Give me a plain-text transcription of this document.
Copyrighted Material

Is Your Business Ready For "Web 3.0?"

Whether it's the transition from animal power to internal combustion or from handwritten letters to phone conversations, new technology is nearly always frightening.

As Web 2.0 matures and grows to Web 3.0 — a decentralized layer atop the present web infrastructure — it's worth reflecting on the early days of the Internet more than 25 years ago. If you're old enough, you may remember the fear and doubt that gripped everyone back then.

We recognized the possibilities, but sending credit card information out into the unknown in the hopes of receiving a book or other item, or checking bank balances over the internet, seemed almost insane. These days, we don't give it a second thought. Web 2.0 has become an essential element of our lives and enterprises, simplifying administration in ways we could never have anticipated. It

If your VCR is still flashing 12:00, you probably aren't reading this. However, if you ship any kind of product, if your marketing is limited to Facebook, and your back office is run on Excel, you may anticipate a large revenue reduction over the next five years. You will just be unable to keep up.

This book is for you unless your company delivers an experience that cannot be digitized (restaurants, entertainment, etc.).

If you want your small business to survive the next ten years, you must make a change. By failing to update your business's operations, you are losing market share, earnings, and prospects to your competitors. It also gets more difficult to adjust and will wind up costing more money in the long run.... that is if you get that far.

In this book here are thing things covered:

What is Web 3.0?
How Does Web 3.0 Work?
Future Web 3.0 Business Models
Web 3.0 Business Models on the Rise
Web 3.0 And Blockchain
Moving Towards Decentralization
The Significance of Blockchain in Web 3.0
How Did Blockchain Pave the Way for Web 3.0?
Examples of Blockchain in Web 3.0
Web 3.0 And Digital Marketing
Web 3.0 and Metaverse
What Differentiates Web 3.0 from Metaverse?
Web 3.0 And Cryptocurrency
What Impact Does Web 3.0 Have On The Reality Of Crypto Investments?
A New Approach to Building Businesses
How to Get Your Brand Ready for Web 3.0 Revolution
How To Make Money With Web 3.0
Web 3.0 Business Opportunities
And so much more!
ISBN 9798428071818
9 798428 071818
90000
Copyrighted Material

TASK INSTRUCTIONS —
Copy every line of the records above that holds the word "next".

SOLUTION FOR THIS TASK —
If your VCR is still flashing 12:00, you probably aren't reading this. However, if you ship any kind of product, if your marketing is limited to Facebook, and your back office is run on Excel, you may anticipate a large revenue reduction over the next five years. You will just be unable to keep up.
If you want your small business to survive the next ten years, you must make a change. By failing to update your business's operations, you are losing market share, earnings, and prospects to your competitors. It also gets more difficult to adjust and will wind up costing more money in the long run.... that is if you get that far.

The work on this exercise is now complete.